What is asked |
Search the records below for the word "name". Pull out each line that has it.

(Stored dataset items)
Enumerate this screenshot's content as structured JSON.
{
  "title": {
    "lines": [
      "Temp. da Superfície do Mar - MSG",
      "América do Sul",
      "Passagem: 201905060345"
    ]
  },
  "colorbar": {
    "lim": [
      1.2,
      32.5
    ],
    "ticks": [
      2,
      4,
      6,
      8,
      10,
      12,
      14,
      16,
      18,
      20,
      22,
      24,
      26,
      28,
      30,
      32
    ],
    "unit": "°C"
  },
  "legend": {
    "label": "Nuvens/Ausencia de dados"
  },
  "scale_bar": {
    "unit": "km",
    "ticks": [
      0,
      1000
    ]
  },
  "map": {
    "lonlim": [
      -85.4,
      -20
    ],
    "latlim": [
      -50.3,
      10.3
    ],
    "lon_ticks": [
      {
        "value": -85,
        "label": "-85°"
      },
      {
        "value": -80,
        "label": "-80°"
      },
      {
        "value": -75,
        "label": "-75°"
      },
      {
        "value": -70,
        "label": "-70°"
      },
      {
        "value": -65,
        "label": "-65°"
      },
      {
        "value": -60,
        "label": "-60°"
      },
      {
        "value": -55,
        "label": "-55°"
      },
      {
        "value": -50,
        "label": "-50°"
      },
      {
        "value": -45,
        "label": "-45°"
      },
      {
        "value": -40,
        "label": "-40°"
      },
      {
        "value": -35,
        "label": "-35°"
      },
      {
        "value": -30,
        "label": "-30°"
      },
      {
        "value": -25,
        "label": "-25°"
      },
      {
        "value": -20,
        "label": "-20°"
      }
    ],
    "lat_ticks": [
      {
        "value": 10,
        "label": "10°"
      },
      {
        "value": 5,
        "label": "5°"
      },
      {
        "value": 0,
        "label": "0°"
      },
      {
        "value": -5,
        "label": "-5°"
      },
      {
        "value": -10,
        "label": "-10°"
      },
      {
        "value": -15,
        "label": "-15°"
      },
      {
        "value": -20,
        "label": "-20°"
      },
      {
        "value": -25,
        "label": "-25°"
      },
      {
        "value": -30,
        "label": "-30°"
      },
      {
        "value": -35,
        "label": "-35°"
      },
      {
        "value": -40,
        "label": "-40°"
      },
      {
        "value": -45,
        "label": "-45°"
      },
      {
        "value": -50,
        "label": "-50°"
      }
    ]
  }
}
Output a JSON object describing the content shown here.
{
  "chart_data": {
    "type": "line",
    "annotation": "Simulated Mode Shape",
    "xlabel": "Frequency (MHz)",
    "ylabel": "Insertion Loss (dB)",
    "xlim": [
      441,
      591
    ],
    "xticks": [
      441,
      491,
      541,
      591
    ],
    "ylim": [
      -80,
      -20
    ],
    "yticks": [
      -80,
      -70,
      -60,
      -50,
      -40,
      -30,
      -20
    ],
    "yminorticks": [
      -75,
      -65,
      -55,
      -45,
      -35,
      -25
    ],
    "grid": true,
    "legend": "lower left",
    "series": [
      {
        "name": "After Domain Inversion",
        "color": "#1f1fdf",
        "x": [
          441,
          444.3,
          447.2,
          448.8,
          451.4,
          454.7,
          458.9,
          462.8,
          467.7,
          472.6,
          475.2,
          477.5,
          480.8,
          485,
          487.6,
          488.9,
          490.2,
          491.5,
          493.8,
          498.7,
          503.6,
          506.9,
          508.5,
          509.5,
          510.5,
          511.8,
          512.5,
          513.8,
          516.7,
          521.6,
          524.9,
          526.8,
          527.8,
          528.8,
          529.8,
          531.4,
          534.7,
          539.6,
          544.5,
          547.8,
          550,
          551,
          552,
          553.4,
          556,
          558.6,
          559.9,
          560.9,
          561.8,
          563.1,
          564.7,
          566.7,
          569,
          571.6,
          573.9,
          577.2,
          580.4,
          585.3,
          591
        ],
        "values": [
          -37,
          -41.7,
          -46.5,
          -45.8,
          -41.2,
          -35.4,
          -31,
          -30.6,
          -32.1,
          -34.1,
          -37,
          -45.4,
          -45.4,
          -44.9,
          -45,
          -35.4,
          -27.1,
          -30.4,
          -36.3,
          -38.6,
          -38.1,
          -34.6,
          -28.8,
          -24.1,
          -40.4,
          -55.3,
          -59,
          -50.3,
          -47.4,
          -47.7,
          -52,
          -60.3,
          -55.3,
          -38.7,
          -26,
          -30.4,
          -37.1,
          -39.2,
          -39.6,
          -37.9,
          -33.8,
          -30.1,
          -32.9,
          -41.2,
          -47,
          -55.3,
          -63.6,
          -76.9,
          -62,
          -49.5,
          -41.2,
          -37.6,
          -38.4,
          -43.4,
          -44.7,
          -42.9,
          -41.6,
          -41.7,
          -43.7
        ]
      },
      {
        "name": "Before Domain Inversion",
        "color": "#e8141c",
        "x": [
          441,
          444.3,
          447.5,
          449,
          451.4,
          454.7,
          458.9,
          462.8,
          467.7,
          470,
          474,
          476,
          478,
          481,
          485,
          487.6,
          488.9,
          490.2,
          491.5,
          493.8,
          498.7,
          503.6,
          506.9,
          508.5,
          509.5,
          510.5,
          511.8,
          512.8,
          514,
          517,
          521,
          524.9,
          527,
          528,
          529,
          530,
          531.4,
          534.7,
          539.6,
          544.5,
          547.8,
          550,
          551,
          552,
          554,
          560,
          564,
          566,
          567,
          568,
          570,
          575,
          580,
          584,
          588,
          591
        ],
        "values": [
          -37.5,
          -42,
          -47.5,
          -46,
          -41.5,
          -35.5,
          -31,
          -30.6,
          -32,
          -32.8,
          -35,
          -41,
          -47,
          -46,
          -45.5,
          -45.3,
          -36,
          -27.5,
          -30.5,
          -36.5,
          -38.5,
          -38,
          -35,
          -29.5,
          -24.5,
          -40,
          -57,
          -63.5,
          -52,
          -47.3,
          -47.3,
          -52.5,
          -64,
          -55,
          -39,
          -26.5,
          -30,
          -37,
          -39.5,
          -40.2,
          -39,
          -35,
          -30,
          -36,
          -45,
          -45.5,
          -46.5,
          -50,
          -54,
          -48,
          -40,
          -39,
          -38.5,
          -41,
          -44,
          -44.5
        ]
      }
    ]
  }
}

Answer for the task |
        "name": "After Domain Inversion",
        "name": "Before Domain Inversion",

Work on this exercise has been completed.